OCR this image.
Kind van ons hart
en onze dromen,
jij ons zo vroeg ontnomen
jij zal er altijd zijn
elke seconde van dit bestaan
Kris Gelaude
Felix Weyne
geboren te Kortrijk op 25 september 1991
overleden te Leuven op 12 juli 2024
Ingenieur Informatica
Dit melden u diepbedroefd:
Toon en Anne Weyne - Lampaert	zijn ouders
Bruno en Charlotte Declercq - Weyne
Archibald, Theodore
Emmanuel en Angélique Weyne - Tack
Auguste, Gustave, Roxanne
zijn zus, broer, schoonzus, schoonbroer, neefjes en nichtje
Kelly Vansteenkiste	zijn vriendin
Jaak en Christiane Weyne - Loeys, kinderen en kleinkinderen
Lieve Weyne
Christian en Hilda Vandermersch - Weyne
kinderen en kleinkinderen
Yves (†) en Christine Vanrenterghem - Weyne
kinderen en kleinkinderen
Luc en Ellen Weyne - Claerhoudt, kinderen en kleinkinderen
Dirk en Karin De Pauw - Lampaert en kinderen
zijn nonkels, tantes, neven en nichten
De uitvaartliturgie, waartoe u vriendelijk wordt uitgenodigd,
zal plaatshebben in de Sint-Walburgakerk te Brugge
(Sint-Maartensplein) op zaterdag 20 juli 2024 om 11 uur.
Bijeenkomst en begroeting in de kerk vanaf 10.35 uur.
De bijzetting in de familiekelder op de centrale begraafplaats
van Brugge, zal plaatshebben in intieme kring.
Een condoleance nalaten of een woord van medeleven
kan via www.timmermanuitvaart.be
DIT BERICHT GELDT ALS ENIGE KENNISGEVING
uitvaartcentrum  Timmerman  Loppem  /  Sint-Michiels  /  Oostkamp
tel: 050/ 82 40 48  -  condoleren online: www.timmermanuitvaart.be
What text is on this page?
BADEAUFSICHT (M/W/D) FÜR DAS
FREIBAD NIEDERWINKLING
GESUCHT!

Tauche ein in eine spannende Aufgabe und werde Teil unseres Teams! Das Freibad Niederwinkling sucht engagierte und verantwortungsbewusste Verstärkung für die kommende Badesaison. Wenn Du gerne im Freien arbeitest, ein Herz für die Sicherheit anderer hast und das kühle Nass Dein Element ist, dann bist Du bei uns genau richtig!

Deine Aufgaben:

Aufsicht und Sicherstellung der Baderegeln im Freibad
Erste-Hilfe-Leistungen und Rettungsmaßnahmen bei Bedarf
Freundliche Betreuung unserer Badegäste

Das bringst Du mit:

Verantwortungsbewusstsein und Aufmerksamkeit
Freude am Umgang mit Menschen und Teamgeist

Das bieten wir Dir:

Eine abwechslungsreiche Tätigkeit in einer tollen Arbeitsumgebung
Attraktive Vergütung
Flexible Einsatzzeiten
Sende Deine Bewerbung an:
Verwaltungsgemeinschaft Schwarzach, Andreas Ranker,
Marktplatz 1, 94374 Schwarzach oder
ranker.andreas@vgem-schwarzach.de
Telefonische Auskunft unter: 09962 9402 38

※ ※ ※

**Directions**
Read the entries and show each line that mentions "this".

**Exercise result**
OCR this image.
What text is on this page?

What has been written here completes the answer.